Aim: Reproduce the records below exactly, leaving out any pictures.

Dataset:
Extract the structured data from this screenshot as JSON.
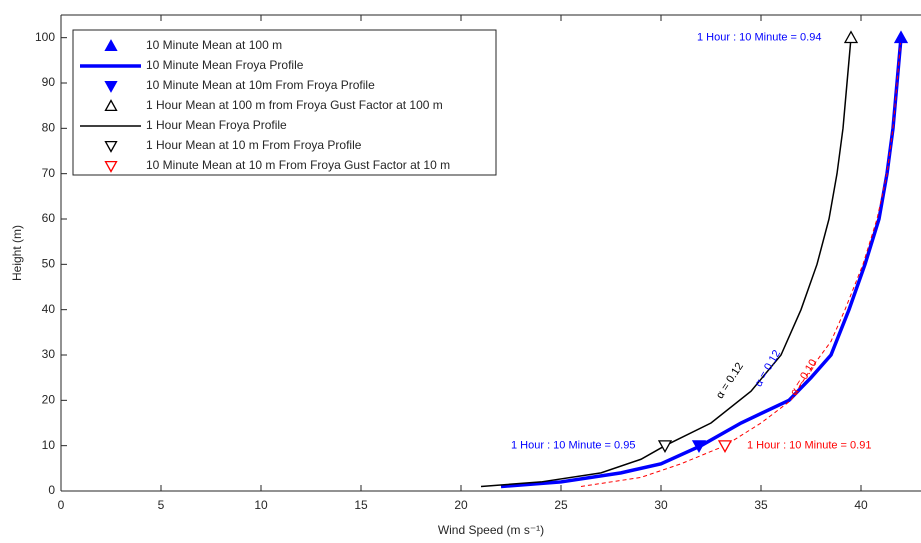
{
  "chart_data": {
    "type": "line",
    "xlabel": "Wind Speed (m s⁻¹)",
    "ylabel": "Height (m)",
    "xlim": [
      0,
      43
    ],
    "ylim": [
      0,
      105
    ],
    "xticks": [
      0,
      5,
      10,
      15,
      20,
      25,
      30,
      35,
      40
    ],
    "yticks": [
      0,
      10,
      20,
      30,
      40,
      50,
      60,
      70,
      80,
      90,
      100
    ],
    "series": [
      {
        "name": "10 Minute Mean at 100 m",
        "color": "#0000ff",
        "marker": "triangle-up",
        "filled": true,
        "x": [
          42
        ],
        "values": [
          100
        ]
      },
      {
        "name": "10 Minute Mean Froya Profile",
        "color": "#0000ff",
        "line_width": 3.5,
        "x": [
          22,
          25,
          28,
          30,
          32,
          34,
          36.4,
          37.5,
          38.5,
          39.4,
          40.2,
          40.9,
          41.3,
          41.6,
          41.8,
          42
        ],
        "values": [
          1,
          2,
          4,
          6,
          10,
          15,
          20,
          25,
          30,
          40,
          50,
          60,
          70,
          80,
          90,
          100
        ]
      },
      {
        "name": "10 Minute Mean at 10m From Froya Profile",
        "color": "#0000ff",
        "marker": "triangle-down",
        "filled": true,
        "x": [
          31.9
        ],
        "values": [
          10
        ]
      },
      {
        "name": "1 Hour Mean at 100 m from Froya Gust Factor at 100 m",
        "color": "#000000",
        "marker": "triangle-up",
        "filled": false,
        "x": [
          39.5
        ],
        "values": [
          100
        ]
      },
      {
        "name": "1 Hour Mean Froya Profile",
        "color": "#000000",
        "line_width": 1.5,
        "x": [
          21,
          24,
          27,
          29,
          30.2,
          32.5,
          34.5,
          36,
          37,
          37.8,
          38.4,
          38.8,
          39.1,
          39.3,
          39.5
        ],
        "values": [
          1,
          2,
          4,
          7,
          10,
          15,
          22,
          30,
          40,
          50,
          60,
          70,
          80,
          90,
          100
        ]
      },
      {
        "name": "1 Hour Mean at 10 m From Froya Profile",
        "color": "#000000",
        "marker": "triangle-down",
        "filled": false,
        "x": [
          30.2
        ],
        "values": [
          10
        ]
      },
      {
        "name": "10 Minute Mean at 10 m From Froya Gust Factor at 10 m",
        "color": "#ff0000",
        "marker": "triangle-down",
        "filled": false,
        "x": [
          33.2
        ],
        "values": [
          10
        ]
      },
      {
        "color": "#ff0000",
        "line_width": 1,
        "dashed": true,
        "x": [
          26,
          29,
          31,
          33.2,
          35,
          36.5,
          37.5,
          38.5,
          39.2,
          40.1,
          40.8,
          41.3,
          41.6,
          41.8,
          42
        ],
        "values": [
          1,
          3,
          6,
          10,
          15,
          20,
          27,
          33,
          40,
          50,
          60,
          70,
          80,
          90,
          100
        ]
      }
    ],
    "annotations": [
      {
        "text": "1 Hour : 10 Minute = 0.94",
        "x": 31.8,
        "y": 100,
        "color": "#0000ff"
      },
      {
        "text": "1 Hour : 10 Minute = 0.95",
        "x": 22.5,
        "y": 10,
        "color": "#0000ff"
      },
      {
        "text": "1 Hour : 10 Minute = 0.91",
        "x": 34.3,
        "y": 10,
        "color": "#ff0000"
      },
      {
        "text": "α = 0.12",
        "x": 33.45,
        "y": 24.3,
        "color": "#000000"
      },
      {
        "text": "α = 0.12",
        "x": 35.35,
        "y": 27,
        "color": "#0000ff"
      },
      {
        "text": "α = 0.10",
        "x": 37.15,
        "y": 25,
        "color": "#ff0000"
      }
    ]
  }
}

Solution for this task:
Extract the structured data from this screenshot as JSON.
{
  "chart_data": {
    "type": "line",
    "xlabel": "Wind Speed (m s⁻¹)",
    "ylabel": "Height (m)",
    "xlim": [
      0,
      43
    ],
    "ylim": [
      0,
      105
    ],
    "xticks": [
      0,
      5,
      10,
      15,
      20,
      25,
      30,
      35,
      40
    ],
    "yticks": [
      0,
      10,
      20,
      30,
      40,
      50,
      60,
      70,
      80,
      90,
      100
    ],
    "series": [
      {
        "name": "10 Minute Mean at 100 m",
        "color": "#0000ff",
        "marker": "triangle-up",
        "filled": true,
        "x": [
          42
        ],
        "values": [
          100
        ]
      },
      {
        "name": "10 Minute Mean Froya Profile",
        "color": "#0000ff",
        "line_width": 3.5,
        "x": [
          22,
          25,
          28,
          30,
          32,
          34,
          36.4,
          37.5,
          38.5,
          39.4,
          40.2,
          40.9,
          41.3,
          41.6,
          41.8,
          42
        ],
        "values": [
          1,
          2,
          4,
          6,
          10,
          15,
          20,
          25,
          30,
          40,
          50,
          60,
          70,
          80,
          90,
          100
        ]
      },
      {
        "name": "10 Minute Mean at 10m From Froya Profile",
        "color": "#0000ff",
        "marker": "triangle-down",
        "filled": true,
        "x": [
          31.9
        ],
        "values": [
          10
        ]
      },
      {
        "name": "1 Hour Mean at 100 m from Froya Gust Factor at 100 m",
        "color": "#000000",
        "marker": "triangle-up",
        "filled": false,
        "x": [
          39.5
        ],
        "values": [
          100
        ]
      },
      {
        "name": "1 Hour Mean Froya Profile",
        "color": "#000000",
        "line_width": 1.5,
        "x": [
          21,
          24,
          27,
          29,
          30.2,
          32.5,
          34.5,
          36,
          37,
          37.8,
          38.4,
          38.8,
          39.1,
          39.3,
          39.5
        ],
        "values": [
          1,
          2,
          4,
          7,
          10,
          15,
          22,
          30,
          40,
          50,
          60,
          70,
          80,
          90,
          100
        ]
      },
      {
        "name": "1 Hour Mean at 10 m From Froya Profile",
        "color": "#000000",
        "marker": "triangle-down",
        "filled": false,
        "x": [
          30.2
        ],
        "values": [
          10
        ]
      },
      {
        "name": "10 Minute Mean at 10 m From Froya Gust Factor at 10 m",
        "color": "#ff0000",
        "marker": "triangle-down",
        "filled": false,
        "x": [
          33.2
        ],
        "values": [
          10
        ]
      },
      {
        "color": "#ff0000",
        "line_width": 1,
        "dashed": true,
        "x": [
          26,
          29,
          31,
          33.2,
          35,
          36.5,
          37.5,
          38.5,
          39.2,
          40.1,
          40.8,
          41.3,
          41.6,
          41.8,
          42
        ],
        "values": [
          1,
          3,
          6,
          10,
          15,
          20,
          27,
          33,
          40,
          50,
          60,
          70,
          80,
          90,
          100
        ]
      }
    ],
    "annotations": [
      {
        "text": "1 Hour : 10 Minute = 0.94",
        "x": 31.8,
        "y": 100,
        "color": "#0000ff"
      },
      {
        "text": "1 Hour : 10 Minute = 0.95",
        "x": 22.5,
        "y": 10,
        "color": "#0000ff"
      },
      {
        "text": "1 Hour : 10 Minute = 0.91",
        "x": 34.3,
        "y": 10,
        "color": "#ff0000"
      },
      {
        "text": "α = 0.12",
        "x": 33.45,
        "y": 24.3,
        "color": "#000000"
      },
      {
        "text": "α = 0.12",
        "x": 35.35,
        "y": 27,
        "color": "#0000ff"
      },
      {
        "text": "α = 0.10",
        "x": 37.15,
        "y": 25,
        "color": "#ff0000"
      }
    ]
  }
}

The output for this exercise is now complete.